▶ GIVEN TASK: Can you output the records below exactly as they are written?
* * * * *
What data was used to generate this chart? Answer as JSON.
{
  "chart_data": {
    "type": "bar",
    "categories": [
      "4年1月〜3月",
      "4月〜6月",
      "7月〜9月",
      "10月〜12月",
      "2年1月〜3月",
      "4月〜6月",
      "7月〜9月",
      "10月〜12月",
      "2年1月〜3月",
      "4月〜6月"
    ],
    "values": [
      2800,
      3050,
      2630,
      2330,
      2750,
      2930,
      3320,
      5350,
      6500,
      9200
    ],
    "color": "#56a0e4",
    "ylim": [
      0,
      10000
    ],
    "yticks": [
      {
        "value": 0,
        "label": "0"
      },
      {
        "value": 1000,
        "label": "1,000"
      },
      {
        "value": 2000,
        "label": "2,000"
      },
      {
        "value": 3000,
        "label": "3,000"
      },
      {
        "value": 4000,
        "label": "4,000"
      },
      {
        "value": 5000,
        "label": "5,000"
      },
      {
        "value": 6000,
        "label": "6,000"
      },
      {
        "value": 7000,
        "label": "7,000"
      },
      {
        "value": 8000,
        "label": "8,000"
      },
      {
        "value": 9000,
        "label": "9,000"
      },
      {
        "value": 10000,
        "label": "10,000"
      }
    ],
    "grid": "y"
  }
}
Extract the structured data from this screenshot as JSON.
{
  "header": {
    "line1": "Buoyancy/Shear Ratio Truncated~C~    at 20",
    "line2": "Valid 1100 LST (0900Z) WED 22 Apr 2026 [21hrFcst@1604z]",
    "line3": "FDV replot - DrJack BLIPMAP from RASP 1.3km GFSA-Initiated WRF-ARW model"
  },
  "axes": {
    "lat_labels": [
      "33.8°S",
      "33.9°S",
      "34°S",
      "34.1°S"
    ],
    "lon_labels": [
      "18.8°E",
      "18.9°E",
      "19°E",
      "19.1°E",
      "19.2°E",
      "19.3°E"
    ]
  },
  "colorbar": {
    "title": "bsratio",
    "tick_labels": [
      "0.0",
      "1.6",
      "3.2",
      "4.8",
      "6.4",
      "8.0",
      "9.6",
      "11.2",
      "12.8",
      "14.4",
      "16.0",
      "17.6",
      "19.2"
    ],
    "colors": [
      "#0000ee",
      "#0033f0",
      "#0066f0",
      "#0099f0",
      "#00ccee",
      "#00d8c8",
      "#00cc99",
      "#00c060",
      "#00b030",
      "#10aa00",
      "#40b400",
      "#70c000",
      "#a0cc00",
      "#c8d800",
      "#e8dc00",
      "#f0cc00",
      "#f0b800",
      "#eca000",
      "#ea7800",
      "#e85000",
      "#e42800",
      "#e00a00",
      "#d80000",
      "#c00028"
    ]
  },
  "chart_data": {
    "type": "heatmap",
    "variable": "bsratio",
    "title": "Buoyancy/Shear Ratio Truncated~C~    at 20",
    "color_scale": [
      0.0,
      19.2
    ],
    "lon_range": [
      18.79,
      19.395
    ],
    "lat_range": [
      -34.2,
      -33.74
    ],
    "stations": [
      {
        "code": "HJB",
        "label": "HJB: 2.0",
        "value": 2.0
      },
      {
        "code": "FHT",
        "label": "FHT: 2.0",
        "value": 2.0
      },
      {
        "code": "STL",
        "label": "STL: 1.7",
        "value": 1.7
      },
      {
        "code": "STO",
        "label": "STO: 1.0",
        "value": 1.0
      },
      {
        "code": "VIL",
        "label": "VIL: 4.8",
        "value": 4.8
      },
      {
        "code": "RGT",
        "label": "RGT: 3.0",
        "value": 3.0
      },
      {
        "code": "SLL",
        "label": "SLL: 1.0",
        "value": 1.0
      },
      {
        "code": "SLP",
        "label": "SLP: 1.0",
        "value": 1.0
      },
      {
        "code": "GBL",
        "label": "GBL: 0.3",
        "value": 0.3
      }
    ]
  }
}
* * * * *
▶ TASK ANSWER:
What data was used to generate this chart? Answer as JSON.
{
  "chart_data": {
    "type": "bar",
    "categories": [
      "4年1月〜3月",
      "4月〜6月",
      "7月〜9月",
      "10月〜12月",
      "2年1月〜3月",
      "4月〜6月",
      "7月〜9月",
      "10月〜12月",
      "2年1月〜3月",
      "4月〜6月"
    ],
    "values": [
      2800,
      3050,
      2630,
      2330,
      2750,
      2930,
      3320,
      5350,
      6500,
      9200
    ],
    "color": "#56a0e4",
    "ylim": [
      0,
      10000
    ],
    "yticks": [
      {
        "value": 0,
        "label": "0"
      },
      {
        "value": 1000,
        "label": "1,000"
      },
      {
        "value": 2000,
        "label": "2,000"
      },
      {
        "value": 3000,
        "label": "3,000"
      },
      {
        "value": 4000,
        "label": "4,000"
      },
      {
        "value": 5000,
        "label": "5,000"
      },
      {
        "value": 6000,
        "label": "6,000"
      },
      {
        "value": 7000,
        "label": "7,000"
      },
      {
        "value": 8000,
        "label": "8,000"
      },
      {
        "value": 9000,
        "label": "9,000"
      },
      {
        "value": 10000,
        "label": "10,000"
      }
    ],
    "grid": "y"
  }
}
Extract the structured data from this screenshot as JSON.
{
  "header": {
    "line1": "Buoyancy/Shear Ratio Truncated~C~    at 20",
    "line2": "Valid 1100 LST (0900Z) WED 22 Apr 2026 [21hrFcst@1604z]",
    "line3": "FDV replot - DrJack BLIPMAP from RASP 1.3km GFSA-Initiated WRF-ARW model"
  },
  "axes": {
    "lat_labels": [
      "33.8°S",
      "33.9°S",
      "34°S",
      "34.1°S"
    ],
    "lon_labels": [
      "18.8°E",
      "18.9°E",
      "19°E",
      "19.1°E",
      "19.2°E",
      "19.3°E"
    ]
  },
  "colorbar": {
    "title": "bsratio",
    "tick_labels": [
      "0.0",
      "1.6",
      "3.2",
      "4.8",
      "6.4",
      "8.0",
      "9.6",
      "11.2",
      "12.8",
      "14.4",
      "16.0",
      "17.6",
      "19.2"
    ],
    "colors": [
      "#0000ee",
      "#0033f0",
      "#0066f0",
      "#0099f0",
      "#00ccee",
      "#00d8c8",
      "#00cc99",
      "#00c060",
      "#00b030",
      "#10aa00",
      "#40b400",
      "#70c000",
      "#a0cc00",
      "#c8d800",
      "#e8dc00",
      "#f0cc00",
      "#f0b800",
      "#eca000",
      "#ea7800",
      "#e85000",
      "#e42800",
      "#e00a00",
      "#d80000",
      "#c00028"
    ]
  },
  "chart_data": {
    "type": "heatmap",
    "variable": "bsratio",
    "title": "Buoyancy/Shear Ratio Truncated~C~    at 20",
    "color_scale": [
      0.0,
      19.2
    ],
    "lon_range": [
      18.79,
      19.395
    ],
    "lat_range": [
      -34.2,
      -33.74
    ],
    "stations": [
      {
        "code": "HJB",
        "label": "HJB: 2.0",
        "value": 2.0
      },
      {
        "code": "FHT",
        "label": "FHT: 2.0",
        "value": 2.0
      },
      {
        "code": "STL",
        "label": "STL: 1.7",
        "value": 1.7
      },
      {
        "code": "STO",
        "label": "STO: 1.0",
        "value": 1.0
      },
      {
        "code": "VIL",
        "label": "VIL: 4.8",
        "value": 4.8
      },
      {
        "code": "RGT",
        "label": "RGT: 3.0",
        "value": 3.0
      },
      {
        "code": "SLL",
        "label": "SLL: 1.0",
        "value": 1.0
      },
      {
        "code": "SLP",
        "label": "SLP: 1.0",
        "value": 1.0
      },
      {
        "code": "GBL",
        "label": "GBL: 0.3",
        "value": 0.3
      }
    ]
  }
}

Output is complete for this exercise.